WHAT YOU WILL DO: Go through the listing and pick out each line with the word "icon" in it.
GIVEN RECORDS START
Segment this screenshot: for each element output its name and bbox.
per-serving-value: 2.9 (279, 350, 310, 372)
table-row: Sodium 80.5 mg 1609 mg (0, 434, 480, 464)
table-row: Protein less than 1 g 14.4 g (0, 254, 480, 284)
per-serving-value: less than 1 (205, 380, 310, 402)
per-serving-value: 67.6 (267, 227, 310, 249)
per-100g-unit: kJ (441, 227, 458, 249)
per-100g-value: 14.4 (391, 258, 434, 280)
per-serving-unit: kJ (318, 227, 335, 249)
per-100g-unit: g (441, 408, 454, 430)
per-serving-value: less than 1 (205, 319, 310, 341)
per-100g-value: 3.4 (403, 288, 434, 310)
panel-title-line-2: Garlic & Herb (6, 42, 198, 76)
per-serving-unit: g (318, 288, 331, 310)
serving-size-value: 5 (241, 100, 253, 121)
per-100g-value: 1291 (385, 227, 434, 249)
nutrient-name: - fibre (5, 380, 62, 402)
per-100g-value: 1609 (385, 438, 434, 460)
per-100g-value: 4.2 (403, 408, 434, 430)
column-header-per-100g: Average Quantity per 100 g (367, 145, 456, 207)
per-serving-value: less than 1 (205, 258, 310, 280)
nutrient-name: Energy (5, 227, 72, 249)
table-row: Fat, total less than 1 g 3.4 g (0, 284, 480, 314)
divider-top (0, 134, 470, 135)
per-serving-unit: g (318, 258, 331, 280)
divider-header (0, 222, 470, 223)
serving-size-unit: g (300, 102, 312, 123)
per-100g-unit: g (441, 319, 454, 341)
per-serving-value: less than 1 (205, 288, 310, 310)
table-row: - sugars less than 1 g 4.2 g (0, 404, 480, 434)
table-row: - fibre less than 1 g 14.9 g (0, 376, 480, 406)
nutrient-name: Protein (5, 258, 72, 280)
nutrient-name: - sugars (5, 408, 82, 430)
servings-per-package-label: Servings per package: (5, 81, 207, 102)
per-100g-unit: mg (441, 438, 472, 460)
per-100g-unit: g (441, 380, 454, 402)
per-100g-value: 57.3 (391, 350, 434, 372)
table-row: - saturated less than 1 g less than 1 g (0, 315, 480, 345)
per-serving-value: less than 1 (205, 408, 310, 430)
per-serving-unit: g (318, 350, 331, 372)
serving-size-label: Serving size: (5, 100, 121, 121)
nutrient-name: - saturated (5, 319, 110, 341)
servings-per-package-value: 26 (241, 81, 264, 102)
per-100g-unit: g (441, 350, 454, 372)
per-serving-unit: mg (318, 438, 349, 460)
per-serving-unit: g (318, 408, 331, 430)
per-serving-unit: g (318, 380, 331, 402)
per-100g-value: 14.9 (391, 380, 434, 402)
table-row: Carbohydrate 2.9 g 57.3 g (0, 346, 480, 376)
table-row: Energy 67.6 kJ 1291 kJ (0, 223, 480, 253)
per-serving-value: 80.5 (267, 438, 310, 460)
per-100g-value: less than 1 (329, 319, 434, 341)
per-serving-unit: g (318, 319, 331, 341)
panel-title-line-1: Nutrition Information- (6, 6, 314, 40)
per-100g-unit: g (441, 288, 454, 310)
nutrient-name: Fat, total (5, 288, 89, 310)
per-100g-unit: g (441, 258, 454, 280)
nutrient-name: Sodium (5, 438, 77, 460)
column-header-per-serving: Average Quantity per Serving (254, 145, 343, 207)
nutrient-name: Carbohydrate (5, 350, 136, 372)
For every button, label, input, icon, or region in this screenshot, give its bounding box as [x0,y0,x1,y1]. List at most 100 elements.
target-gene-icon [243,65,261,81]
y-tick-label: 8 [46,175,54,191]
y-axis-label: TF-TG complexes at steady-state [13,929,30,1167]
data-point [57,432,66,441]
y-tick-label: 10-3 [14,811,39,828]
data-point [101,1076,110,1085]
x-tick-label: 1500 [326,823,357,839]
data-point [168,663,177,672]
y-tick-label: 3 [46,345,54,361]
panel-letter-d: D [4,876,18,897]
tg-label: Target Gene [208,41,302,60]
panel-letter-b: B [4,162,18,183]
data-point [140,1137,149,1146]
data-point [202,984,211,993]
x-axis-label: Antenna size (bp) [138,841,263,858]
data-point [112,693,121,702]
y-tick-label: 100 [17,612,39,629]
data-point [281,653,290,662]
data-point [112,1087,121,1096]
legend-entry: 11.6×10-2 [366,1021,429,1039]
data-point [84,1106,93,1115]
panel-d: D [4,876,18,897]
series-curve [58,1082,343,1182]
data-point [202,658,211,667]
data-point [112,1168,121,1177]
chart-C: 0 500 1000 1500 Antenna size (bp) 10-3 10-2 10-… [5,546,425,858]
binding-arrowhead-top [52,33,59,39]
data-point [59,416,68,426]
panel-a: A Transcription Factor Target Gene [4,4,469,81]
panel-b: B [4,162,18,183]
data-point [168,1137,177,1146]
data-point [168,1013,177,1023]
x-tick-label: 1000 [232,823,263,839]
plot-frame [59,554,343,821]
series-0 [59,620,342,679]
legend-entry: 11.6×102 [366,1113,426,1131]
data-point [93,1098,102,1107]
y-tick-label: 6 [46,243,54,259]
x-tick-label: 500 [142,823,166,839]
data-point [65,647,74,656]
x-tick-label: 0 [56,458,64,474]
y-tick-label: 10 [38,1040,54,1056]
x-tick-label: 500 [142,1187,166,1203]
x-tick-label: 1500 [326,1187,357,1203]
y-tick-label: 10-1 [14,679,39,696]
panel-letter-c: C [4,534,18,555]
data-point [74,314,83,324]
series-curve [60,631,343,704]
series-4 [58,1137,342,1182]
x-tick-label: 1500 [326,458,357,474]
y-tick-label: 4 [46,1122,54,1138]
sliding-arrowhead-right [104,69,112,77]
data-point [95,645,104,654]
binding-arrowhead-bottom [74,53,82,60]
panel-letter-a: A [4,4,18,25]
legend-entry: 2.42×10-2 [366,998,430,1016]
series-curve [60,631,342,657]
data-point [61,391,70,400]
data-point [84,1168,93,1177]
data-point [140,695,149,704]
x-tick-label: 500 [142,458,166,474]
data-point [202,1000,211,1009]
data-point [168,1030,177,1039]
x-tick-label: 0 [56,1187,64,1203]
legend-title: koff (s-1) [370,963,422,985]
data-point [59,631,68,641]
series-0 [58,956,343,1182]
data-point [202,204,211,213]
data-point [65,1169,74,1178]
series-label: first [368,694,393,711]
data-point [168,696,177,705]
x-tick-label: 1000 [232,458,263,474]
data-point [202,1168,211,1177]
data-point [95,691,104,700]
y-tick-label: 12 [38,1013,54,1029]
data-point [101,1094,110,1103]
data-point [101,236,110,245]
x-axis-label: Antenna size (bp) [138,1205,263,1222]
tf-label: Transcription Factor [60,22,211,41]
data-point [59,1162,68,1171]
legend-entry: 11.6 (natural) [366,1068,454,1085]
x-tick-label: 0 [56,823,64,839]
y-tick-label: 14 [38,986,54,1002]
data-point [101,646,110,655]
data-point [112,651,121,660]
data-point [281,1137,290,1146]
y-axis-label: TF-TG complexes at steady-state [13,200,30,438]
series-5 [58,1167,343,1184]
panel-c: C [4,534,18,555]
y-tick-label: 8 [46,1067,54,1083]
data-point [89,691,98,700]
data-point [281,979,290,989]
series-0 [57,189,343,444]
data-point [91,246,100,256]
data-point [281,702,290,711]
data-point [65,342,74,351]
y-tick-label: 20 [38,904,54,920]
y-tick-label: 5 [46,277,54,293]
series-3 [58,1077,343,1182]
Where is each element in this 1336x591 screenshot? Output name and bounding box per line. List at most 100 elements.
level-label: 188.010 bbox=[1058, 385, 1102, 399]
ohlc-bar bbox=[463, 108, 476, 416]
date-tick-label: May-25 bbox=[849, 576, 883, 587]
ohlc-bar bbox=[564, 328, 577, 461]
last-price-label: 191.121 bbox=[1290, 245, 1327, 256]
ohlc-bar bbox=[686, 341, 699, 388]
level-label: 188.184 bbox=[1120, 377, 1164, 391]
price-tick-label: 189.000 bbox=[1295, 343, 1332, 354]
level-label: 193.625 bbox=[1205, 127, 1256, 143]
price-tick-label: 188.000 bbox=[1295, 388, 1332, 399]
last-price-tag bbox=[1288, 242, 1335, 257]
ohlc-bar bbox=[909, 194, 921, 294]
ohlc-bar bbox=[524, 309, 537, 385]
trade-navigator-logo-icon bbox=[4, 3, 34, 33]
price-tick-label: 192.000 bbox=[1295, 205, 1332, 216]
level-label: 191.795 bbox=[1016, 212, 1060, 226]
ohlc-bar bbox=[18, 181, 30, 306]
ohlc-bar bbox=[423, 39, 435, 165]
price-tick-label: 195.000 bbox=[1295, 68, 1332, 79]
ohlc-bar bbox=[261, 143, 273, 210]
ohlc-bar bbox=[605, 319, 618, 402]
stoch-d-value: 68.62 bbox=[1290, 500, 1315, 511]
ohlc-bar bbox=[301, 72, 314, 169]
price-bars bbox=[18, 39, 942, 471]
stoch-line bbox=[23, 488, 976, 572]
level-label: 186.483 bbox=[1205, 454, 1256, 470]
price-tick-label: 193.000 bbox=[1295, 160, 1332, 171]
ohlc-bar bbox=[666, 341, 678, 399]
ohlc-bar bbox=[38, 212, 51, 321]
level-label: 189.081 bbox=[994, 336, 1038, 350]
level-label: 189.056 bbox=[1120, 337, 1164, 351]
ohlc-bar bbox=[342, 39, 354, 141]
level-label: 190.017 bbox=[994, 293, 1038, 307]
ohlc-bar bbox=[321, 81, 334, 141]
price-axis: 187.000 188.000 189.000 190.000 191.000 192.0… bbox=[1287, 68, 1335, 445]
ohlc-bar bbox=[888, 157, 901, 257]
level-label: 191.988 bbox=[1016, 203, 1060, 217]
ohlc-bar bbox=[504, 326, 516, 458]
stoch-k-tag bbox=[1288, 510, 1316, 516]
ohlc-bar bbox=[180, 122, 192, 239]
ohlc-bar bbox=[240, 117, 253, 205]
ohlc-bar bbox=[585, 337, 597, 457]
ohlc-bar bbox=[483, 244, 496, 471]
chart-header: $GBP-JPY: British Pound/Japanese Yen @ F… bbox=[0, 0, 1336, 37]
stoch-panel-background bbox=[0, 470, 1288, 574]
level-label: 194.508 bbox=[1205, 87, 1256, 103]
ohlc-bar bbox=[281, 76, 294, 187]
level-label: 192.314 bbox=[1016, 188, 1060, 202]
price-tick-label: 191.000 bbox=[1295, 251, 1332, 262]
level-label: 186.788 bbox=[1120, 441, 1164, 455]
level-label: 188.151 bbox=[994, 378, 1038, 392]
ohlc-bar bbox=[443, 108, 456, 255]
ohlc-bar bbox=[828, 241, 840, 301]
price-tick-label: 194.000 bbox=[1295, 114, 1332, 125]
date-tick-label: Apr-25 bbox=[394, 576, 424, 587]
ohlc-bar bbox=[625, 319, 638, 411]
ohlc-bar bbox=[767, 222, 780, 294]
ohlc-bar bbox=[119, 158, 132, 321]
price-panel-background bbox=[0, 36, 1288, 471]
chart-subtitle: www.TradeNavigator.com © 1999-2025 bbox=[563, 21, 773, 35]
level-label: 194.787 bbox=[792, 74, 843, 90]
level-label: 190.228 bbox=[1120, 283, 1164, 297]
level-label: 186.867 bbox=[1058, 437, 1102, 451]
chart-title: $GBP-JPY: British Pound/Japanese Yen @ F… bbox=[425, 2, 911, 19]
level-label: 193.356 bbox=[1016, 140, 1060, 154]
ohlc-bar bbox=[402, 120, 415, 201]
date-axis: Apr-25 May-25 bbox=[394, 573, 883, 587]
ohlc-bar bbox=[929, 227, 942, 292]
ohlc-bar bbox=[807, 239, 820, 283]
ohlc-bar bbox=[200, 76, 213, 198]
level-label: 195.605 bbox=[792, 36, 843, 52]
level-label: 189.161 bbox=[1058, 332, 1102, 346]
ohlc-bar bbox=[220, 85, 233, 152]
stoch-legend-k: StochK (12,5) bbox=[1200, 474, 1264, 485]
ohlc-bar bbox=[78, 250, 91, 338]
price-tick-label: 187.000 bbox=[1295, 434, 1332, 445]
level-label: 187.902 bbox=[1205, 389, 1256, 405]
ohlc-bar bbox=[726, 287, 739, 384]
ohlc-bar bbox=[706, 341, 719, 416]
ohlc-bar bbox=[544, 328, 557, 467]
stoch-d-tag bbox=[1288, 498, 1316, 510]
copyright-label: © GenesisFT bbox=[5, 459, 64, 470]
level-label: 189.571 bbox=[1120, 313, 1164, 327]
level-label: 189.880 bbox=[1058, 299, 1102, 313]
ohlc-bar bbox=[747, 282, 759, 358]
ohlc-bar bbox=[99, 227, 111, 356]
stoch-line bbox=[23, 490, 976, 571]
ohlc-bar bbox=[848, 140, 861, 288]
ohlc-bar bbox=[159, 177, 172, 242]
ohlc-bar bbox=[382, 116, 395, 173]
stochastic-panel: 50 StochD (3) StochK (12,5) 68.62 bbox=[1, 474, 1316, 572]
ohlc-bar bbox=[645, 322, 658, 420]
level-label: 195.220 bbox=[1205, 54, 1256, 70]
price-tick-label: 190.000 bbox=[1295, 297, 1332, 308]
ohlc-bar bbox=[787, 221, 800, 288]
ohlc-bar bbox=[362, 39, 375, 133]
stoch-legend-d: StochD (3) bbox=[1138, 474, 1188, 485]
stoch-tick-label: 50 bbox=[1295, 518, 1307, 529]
GIVEN RECORDS END
RESPONSE TO THE EXERCISE:
For every button, label, input, icon, or region in this screenshot, give its bounding box as [x0,y0,x1,y1]. List at most 100 elements.
target-gene-icon [243,65,261,81]
trade-navigator-logo-icon bbox=[4, 3, 34, 33]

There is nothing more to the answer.